[What you should do]: Quote the records that follow in full, leaving the pictures out.

[A block of data]:
------------------------

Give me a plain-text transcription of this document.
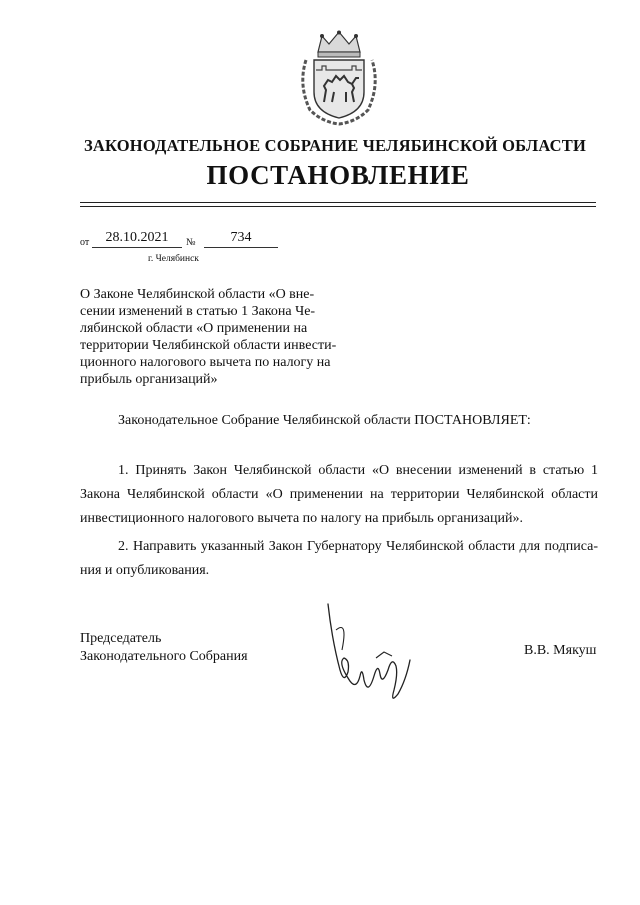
ЗАКОНОДАТЕЛЬНОЕ СОБРАНИЕ ЧЕЛЯБИНСКОЙ ОБЛАСТИ
ПОСТАНОВЛЕНИЕ
от	28.10.2021	№	734
г. Челябинск
О Законе Челябинской области «О вне-
сении изменений в статью 1 Закона Че-
лябинской области «О применении на
территории Челябинской области инвести-
ционного налогового вычета по налогу на
прибыль организаций»
Законодательное Собрание Челябинской области ПОСТАНОВЛЯЕТ:
1. Принять Закон Челябинской области «О внесении изменений в статью 1
Закона Челябинской области «О применении на территории Челябинской области
инвестиционного налогового вычета по налогу на прибыль организаций».
2. Направить указанный Закон Губернатору Челябинской области для подписа-
ния и опубликования.
Председатель
Законодательного Собрания	В.В. Мякуш
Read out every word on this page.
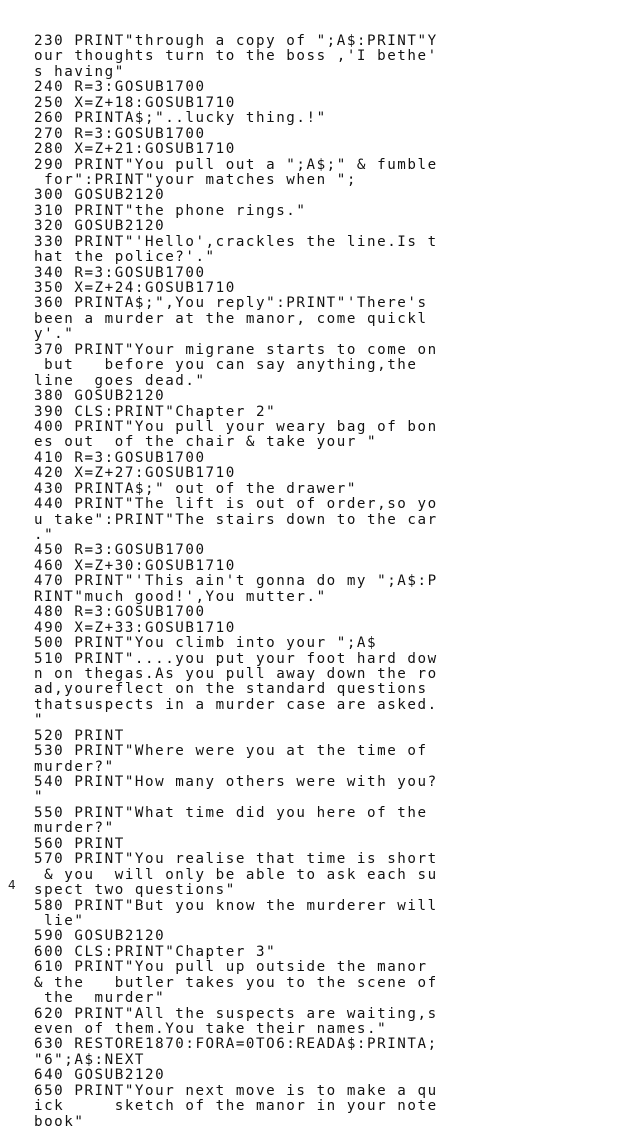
230 PRINT"through a copy of ";A$:PRINT"Y
our thoughts turn to the boss ,'I bethe'
s having"
240 R=3:GOSUB1700
250 X=Z+18:GOSUB1710
260 PRINTA$;"..lucky thing.!"
270 R=3:GOSUB1700
280 X=Z+21:GOSUB1710
290 PRINT"You pull out a ";A$;" & fumble
for":PRINT"your matches when ";
300 GOSUB2120
310 PRINT"the phone rings."
320 GOSUB2120
330 PRINT"'Hello',crackles the line.Is t
hat the police?'."
340 R=3:GOSUB1700
350 X=Z+24:GOSUB1710
360 PRINTA$;",You reply":PRINT"'There's
been a murder at the manor, come quickl
y'."
370 PRINT"Your migrane starts to come on
but   before you can say anything,the
line  goes dead."
380 GOSUB2120
390 CLS:PRINT"Chapter 2"
400 PRINT"You pull your weary bag of bon
es out  of the chair & take your "
410 R=3:GOSUB1700
420 X=Z+27:GOSUB1710
430 PRINTA$;" out of the drawer"
440 PRINT"The lift is out of order,so yo
u take":PRINT"The stairs down to the car
."
450 R=3:GOSUB1700
460 X=Z+30:GOSUB1710
470 PRINT"'This ain't gonna do my ";A$:P
RINT"much good!',You mutter."
480 R=3:GOSUB1700
490 X=Z+33:GOSUB1710
500 PRINT"You climb into your ";A$
510 PRINT"....you put your foot hard dow
n on thegas.As you pull away down the ro
ad,youreflect on the standard questions
thatsuspects in a murder case are asked.
"
520 PRINT
530 PRINT"Where were you at the time of
murder?"
540 PRINT"How many others were with you?
"
550 PRINT"What time did you here of the
murder?"
560 PRINT
570 PRINT"You realise that time is short
& you  will only be able to ask each su
spect two questions"
580 PRINT"But you know the murderer will
lie"
590 GOSUB2120
600 CLS:PRINT"Chapter 3"
610 PRINT"You pull up outside the manor
& the   butler takes you to the scene of
the  murder"
620 PRINT"All the suspects are waiting,s
even of them.You take their names."
630 RESTORE1870:FORA=0TO6:READA$:PRINTA;
"6";A$:NEXT
640 GOSUB2120
650 PRINT"Your next move is to make a qu
ick     sketch of the manor in your note
book"
4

------------------------

[Correct output]:
Give me a plain-text transcription of this document.
ЗАКОНОДАТЕЛЬНОЕ СОБРАНИЕ ЧЕЛЯБИНСКОЙ ОБЛАСТИ
ПОСТАНОВЛЕНИЕ
от	28.10.2021	№	734
г. Челябинск
О Законе Челябинской области «О вне-
сении изменений в статью 1 Закона Че-
лябинской области «О применении на
территории Челябинской области инвести-
ционного налогового вычета по налогу на
прибыль организаций»
Законодательное Собрание Челябинской области ПОСТАНОВЛЯЕТ:
1. Принять Закон Челябинской области «О внесении изменений в статью 1
Закона Челябинской области «О применении на территории Челябинской области
инвестиционного налогового вычета по налогу на прибыль организаций».
2. Направить указанный Закон Губернатору Челябинской области для подписа-
ния и опубликования.
Председатель
Законодательного Собрания	В.В. Мякуш
Read out every word on this page.
230 PRINT"through a copy of ";A$:PRINT"Y
our thoughts turn to the boss ,'I bethe'
s having"
240 R=3:GOSUB1700
250 X=Z+18:GOSUB1710
260 PRINTA$;"..lucky thing.!"
270 R=3:GOSUB1700
280 X=Z+21:GOSUB1710
290 PRINT"You pull out a ";A$;" & fumble
for":PRINT"your matches when ";
300 GOSUB2120
310 PRINT"the phone rings."
320 GOSUB2120
330 PRINT"'Hello',crackles the line.Is t
hat the police?'."
340 R=3:GOSUB1700
350 X=Z+24:GOSUB1710
360 PRINTA$;",You reply":PRINT"'There's
been a murder at the manor, come quickl
y'."
370 PRINT"Your migrane starts to come on
but   before you can say anything,the
line  goes dead."
380 GOSUB2120
390 CLS:PRINT"Chapter 2"
400 PRINT"You pull your weary bag of bon
es out  of the chair & take your "
410 R=3:GOSUB1700
420 X=Z+27:GOSUB1710
430 PRINTA$;" out of the drawer"
440 PRINT"The lift is out of order,so yo
u take":PRINT"The stairs down to the car
."
450 R=3:GOSUB1700
460 X=Z+30:GOSUB1710
470 PRINT"'This ain't gonna do my ";A$:P
RINT"much good!',You mutter."
480 R=3:GOSUB1700
490 X=Z+33:GOSUB1710
500 PRINT"You climb into your ";A$
510 PRINT"....you put your foot hard dow
n on thegas.As you pull away down the ro
ad,youreflect on the standard questions
thatsuspects in a murder case are asked.
"
520 PRINT
530 PRINT"Where were you at the time of
murder?"
540 PRINT"How many others were with you?
"
550 PRINT"What time did you here of the
murder?"
560 PRINT
570 PRINT"You realise that time is short
& you  will only be able to ask each su
spect two questions"
580 PRINT"But you know the murderer will
lie"
590 GOSUB2120
600 CLS:PRINT"Chapter 3"
610 PRINT"You pull up outside the manor
& the   butler takes you to the scene of
the  murder"
620 PRINT"All the suspects are waiting,s
even of them.You take their names."
630 RESTORE1870:FORA=0TO6:READA$:PRINTA;
"6";A$:NEXT
640 GOSUB2120
650 PRINT"Your next move is to make a qu
ick     sketch of the manor in your note
book"
4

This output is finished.